*Work to do*. Reproduce the listing below word for word, starting from its first line and ending with the line that contains "x-tick-label: 2021 xyxy=(267,447,281,453)".

*Provided information*.
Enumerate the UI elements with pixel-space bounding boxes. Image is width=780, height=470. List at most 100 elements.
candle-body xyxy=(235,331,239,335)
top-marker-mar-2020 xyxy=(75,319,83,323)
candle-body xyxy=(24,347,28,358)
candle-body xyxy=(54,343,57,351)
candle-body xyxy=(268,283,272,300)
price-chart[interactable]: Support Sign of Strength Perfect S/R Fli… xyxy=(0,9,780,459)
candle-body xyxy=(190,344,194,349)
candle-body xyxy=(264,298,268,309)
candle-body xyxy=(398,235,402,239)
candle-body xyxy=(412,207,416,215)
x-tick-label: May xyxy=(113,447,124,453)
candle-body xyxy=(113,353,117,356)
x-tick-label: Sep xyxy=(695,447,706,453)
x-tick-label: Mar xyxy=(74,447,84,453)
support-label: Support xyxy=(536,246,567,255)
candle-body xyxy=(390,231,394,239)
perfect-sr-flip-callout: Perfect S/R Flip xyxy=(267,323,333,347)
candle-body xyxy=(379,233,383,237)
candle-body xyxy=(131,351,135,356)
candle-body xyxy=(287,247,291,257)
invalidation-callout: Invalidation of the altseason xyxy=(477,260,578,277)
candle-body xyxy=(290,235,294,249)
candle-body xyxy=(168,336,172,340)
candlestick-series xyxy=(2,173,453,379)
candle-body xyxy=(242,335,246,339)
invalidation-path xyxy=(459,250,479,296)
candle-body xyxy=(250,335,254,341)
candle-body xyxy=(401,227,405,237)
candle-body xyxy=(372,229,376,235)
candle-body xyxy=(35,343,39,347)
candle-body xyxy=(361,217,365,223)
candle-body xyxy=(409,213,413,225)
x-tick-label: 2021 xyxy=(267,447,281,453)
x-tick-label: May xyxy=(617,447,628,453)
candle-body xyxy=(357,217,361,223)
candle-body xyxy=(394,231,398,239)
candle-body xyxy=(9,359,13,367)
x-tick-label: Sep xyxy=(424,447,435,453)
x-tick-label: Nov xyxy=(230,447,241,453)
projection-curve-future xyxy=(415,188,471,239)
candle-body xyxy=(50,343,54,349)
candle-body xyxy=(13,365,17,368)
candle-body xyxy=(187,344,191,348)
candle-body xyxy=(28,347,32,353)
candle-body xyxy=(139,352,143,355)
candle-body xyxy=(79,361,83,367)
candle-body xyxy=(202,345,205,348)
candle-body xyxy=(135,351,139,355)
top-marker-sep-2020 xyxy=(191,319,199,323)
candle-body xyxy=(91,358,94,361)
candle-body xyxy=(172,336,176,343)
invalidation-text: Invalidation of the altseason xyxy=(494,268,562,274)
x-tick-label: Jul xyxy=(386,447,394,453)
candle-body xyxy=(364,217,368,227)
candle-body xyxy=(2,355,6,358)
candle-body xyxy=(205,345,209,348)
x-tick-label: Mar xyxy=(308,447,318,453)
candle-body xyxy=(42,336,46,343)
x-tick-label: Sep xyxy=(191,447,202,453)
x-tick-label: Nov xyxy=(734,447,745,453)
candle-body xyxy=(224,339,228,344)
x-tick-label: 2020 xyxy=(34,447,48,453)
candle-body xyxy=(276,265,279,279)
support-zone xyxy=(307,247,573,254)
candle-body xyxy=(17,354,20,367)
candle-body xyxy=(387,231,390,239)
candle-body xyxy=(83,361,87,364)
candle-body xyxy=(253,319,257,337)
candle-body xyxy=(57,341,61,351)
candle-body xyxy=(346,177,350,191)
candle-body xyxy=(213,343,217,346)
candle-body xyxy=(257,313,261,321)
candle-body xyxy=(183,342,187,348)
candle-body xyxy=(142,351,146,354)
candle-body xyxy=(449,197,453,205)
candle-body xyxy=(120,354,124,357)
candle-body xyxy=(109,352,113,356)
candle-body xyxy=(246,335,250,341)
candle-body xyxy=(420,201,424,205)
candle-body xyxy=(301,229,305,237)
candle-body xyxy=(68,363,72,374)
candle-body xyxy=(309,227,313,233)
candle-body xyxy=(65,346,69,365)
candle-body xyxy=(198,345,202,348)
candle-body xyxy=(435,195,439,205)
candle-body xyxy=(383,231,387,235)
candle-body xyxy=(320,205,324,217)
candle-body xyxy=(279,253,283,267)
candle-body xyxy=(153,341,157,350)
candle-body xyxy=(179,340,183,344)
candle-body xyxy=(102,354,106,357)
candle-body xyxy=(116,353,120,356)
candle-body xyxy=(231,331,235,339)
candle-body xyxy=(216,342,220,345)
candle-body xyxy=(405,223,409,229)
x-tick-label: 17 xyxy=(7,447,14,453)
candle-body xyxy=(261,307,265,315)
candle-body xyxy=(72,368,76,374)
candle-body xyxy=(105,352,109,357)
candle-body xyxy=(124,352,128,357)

*Solution*.
Enumerate the UI elements with pixel-space bounding boxes. Image is width=780, height=470. List at most 100 elements.
candle-body xyxy=(235,331,239,335)
top-marker-mar-2020 xyxy=(75,319,83,323)
candle-body xyxy=(24,347,28,358)
candle-body xyxy=(54,343,57,351)
candle-body xyxy=(268,283,272,300)
price-chart[interactable]: Support Sign of Strength Perfect S/R Fli… xyxy=(0,9,780,459)
candle-body xyxy=(190,344,194,349)
candle-body xyxy=(264,298,268,309)
candle-body xyxy=(398,235,402,239)
candle-body xyxy=(412,207,416,215)
x-tick-label: May xyxy=(113,447,124,453)
candle-body xyxy=(113,353,117,356)
x-tick-label: Sep xyxy=(695,447,706,453)
x-tick-label: Mar xyxy=(74,447,84,453)
support-label: Support xyxy=(536,246,567,255)
candle-body xyxy=(390,231,394,239)
perfect-sr-flip-callout: Perfect S/R Flip xyxy=(267,323,333,347)
candle-body xyxy=(379,233,383,237)
candle-body xyxy=(131,351,135,356)
candle-body xyxy=(287,247,291,257)
invalidation-callout: Invalidation of the altseason xyxy=(477,260,578,277)
candle-body xyxy=(290,235,294,249)
candle-body xyxy=(168,336,172,340)
candlestick-series xyxy=(2,173,453,379)
candle-body xyxy=(242,335,246,339)
invalidation-path xyxy=(459,250,479,296)
candle-body xyxy=(250,335,254,341)
candle-body xyxy=(401,227,405,237)
candle-body xyxy=(372,229,376,235)
candle-body xyxy=(35,343,39,347)
candle-body xyxy=(361,217,365,223)
candle-body xyxy=(409,213,413,225)
x-tick-label: 2021 xyxy=(267,447,281,453)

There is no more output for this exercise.